Your job is to restate each entry word for word.

--- Begin Data lines ---

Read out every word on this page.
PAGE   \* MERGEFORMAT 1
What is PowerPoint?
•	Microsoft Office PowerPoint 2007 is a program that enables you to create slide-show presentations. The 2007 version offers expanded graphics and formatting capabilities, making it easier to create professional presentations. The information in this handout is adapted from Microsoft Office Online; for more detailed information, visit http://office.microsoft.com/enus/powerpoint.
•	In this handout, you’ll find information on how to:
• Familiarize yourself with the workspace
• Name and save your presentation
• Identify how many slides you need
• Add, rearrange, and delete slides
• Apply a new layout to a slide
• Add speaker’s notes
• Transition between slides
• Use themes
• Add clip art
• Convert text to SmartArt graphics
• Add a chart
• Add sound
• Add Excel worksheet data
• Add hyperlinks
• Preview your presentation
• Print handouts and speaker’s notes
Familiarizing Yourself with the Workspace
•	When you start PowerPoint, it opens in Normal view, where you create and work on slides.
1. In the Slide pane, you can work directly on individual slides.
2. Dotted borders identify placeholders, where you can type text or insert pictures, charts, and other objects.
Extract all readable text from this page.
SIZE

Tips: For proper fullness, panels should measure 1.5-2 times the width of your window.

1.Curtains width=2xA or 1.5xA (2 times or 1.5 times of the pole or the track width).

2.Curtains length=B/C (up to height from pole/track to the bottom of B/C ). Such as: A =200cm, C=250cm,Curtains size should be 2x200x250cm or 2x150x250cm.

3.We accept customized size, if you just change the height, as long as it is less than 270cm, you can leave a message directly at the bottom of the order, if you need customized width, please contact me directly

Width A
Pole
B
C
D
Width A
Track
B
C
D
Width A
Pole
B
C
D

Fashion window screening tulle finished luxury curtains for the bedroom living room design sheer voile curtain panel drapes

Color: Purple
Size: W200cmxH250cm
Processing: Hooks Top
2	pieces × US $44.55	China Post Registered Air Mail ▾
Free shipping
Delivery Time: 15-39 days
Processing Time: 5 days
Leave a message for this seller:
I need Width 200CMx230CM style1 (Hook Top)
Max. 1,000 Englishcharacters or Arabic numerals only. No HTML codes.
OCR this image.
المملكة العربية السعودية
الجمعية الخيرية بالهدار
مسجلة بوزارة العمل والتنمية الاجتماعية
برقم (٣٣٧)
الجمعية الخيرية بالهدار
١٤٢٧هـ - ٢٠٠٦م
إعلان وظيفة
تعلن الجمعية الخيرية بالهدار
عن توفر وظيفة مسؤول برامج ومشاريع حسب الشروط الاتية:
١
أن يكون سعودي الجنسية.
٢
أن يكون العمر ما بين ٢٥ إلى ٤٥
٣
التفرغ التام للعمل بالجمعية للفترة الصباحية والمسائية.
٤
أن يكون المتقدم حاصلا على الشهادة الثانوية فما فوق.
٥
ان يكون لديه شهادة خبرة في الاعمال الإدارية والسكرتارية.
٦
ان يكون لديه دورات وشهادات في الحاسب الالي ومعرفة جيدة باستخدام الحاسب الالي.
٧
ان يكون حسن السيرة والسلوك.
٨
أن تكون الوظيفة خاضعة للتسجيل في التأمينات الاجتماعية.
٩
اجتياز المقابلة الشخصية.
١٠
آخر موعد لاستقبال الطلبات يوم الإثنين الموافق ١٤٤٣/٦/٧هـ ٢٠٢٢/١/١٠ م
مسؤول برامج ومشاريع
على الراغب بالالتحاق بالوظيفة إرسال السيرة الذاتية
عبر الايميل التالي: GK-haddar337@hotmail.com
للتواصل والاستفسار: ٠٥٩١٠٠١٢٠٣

--- End Data lines ---

• _Result for this task_:
Read out every word on this page.
PAGE   \* MERGEFORMAT 1
What is PowerPoint?
•	Microsoft Office PowerPoint 2007 is a program that enables you to create slide-show presentations. The 2007 version offers expanded graphics and formatting capabilities, making it easier to create professional presentations. The information in this handout is adapted from Microsoft Office Online; for more detailed information, visit http://office.microsoft.com/enus/powerpoint.
•	In this handout, you’ll find information on how to:
• Familiarize yourself with the workspace
• Name and save your presentation
• Identify how many slides you need
• Add, rearrange, and delete slides
• Apply a new layout to a slide
• Add speaker’s notes
• Transition between slides
• Use themes
• Add clip art
• Convert text to SmartArt graphics
• Add a chart
• Add sound
• Add Excel worksheet data
• Add hyperlinks
• Preview your presentation
• Print handouts and speaker’s notes
Familiarizing Yourself with the Workspace
•	When you start PowerPoint, it opens in Normal view, where you create and work on slides.
1. In the Slide pane, you can work directly on individual slides.
2. Dotted borders identify placeholders, where you can type text or insert pictures, charts, and other objects.
Extract all readable text from this page.
SIZE

Tips: For proper fullness, panels should measure 1.5-2 times the width of your window.

1.Curtains width=2xA or 1.5xA (2 times or 1.5 times of the pole or the track width).

2.Curtains length=B/C (up to height from pole/track to the bottom of B/C ). Such as: A =200cm, C=250cm,Curtains size should be 2x200x250cm or 2x150x250cm.

3.We accept customized size, if you just change the height, as long as it is less than 270cm, you can leave a message directly at the bottom of the order, if you need customized width, please contact me directly

Width A
Pole
B
C
D
Width A
Track
B
C
D
Width A
Pole
B
C
D

Fashion window screening tulle finished luxury curtains for the bedroom living room design sheer voile curtain panel drapes

Color: Purple
Size: W200cmxH250cm
Processing: Hooks Top
2	pieces × US $44.55	China Post Registered Air Mail ▾
Free shipping
Delivery Time: 15-39 days
Processing Time: 5 days
Leave a message for this seller:
I need Width 200CMx230CM style1 (Hook Top)
Max. 1,000 Englishcharacters or Arabic numerals only. No HTML codes.
OCR this image.
المملكة العربية السعودية
الجمعية الخيرية بالهدار
مسجلة بوزارة العمل والتنمية الاجتماعية
برقم (٣٣٧)
الجمعية الخيرية بالهدار
١٤٢٧هـ - ٢٠٠٦م
إعلان وظيفة
تعلن الجمعية الخيرية بالهدار
عن توفر وظيفة مسؤول برامج ومشاريع حسب الشروط الاتية:
١
أن يكون سعودي الجنسية.
٢
أن يكون العمر ما بين ٢٥ إلى ٤٥
٣
التفرغ التام للعمل بالجمعية للفترة الصباحية والمسائية.
٤
أن يكون المتقدم حاصلا على الشهادة الثانوية فما فوق.
٥
ان يكون لديه شهادة خبرة في الاعمال الإدارية والسكرتارية.
٦
ان يكون لديه دورات وشهادات في الحاسب الالي ومعرفة جيدة باستخدام الحاسب الالي.
٧
ان يكون حسن السيرة والسلوك.
٨
أن تكون الوظيفة خاضعة للتسجيل في التأمينات الاجتماعية.
٩
اجتياز المقابلة الشخصية.
١٠
آخر موعد لاستقبال الطلبات يوم الإثنين الموافق ١٤٤٣/٦/٧هـ ٢٠٢٢/١/١٠ م
مسؤول برامج ومشاريع
على الراغب بالالتحاق بالوظيفة إرسال السيرة الذاتية
عبر الايميل التالي: GK-haddar337@hotmail.com
للتواصل والاستفسار: ٠٥٩١٠٠١٢٠٣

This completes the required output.